-- begin Source records --

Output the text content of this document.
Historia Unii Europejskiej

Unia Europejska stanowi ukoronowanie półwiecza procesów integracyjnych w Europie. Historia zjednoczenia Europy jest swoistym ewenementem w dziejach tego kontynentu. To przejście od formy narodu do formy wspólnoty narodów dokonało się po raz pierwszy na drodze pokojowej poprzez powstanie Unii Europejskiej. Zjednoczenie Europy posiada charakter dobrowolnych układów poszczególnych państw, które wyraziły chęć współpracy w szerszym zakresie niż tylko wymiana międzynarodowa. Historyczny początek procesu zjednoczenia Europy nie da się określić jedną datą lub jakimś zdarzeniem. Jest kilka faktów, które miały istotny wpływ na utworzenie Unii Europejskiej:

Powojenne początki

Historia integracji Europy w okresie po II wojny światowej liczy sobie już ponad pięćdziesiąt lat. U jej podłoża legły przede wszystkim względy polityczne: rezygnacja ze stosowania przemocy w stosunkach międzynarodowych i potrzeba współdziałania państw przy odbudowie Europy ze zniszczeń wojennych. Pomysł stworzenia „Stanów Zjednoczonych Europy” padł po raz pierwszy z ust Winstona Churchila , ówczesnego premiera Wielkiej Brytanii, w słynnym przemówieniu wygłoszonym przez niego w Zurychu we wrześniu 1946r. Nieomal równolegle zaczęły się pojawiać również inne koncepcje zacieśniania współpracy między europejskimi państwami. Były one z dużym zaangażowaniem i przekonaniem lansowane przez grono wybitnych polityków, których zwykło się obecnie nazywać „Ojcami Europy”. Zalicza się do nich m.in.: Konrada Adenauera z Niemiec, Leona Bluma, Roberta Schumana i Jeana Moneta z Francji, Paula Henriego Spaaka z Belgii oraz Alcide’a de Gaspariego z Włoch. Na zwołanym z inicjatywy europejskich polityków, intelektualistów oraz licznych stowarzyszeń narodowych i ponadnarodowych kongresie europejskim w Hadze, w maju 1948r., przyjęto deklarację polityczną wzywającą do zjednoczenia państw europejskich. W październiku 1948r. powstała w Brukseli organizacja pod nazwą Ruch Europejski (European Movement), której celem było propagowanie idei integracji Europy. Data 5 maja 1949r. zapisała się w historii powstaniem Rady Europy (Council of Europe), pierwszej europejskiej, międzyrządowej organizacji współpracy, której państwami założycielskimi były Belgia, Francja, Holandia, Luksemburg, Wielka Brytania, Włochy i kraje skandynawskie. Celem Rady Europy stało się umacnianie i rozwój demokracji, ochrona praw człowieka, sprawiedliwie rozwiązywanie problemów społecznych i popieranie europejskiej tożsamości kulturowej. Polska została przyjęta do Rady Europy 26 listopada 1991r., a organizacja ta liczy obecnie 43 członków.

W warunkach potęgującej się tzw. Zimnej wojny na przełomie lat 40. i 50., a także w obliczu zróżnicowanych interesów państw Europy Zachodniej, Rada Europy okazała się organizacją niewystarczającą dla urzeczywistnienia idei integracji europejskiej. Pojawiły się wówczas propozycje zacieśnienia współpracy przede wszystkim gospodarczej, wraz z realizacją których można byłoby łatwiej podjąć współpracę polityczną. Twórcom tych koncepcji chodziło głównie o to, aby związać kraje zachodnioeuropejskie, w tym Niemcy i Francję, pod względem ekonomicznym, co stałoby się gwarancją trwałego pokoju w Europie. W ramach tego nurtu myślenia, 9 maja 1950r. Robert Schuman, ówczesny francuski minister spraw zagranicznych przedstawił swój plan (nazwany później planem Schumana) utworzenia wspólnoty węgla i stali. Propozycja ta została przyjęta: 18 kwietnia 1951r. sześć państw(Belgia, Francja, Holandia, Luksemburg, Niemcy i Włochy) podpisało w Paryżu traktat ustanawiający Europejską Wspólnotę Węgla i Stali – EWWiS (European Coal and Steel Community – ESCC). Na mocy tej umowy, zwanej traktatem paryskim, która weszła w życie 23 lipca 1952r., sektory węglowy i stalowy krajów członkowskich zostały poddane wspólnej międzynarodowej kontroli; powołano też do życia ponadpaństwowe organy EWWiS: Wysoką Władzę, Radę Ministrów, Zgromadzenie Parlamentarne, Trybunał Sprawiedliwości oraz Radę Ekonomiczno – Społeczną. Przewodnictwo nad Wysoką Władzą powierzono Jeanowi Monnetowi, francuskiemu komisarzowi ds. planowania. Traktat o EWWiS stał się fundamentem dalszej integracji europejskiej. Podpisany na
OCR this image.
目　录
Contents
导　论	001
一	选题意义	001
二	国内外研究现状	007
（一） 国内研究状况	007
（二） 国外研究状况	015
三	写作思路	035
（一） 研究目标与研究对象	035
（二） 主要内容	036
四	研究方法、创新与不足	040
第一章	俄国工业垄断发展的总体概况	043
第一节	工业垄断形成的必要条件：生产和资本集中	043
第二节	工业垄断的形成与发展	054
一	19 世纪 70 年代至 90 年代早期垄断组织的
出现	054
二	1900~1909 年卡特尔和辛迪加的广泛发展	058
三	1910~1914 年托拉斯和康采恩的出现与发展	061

-- end Source records --

Work to do> Locate each line with the word "this" and copy it.

Completed exercise>
Output the text content of this document.
OCR this image.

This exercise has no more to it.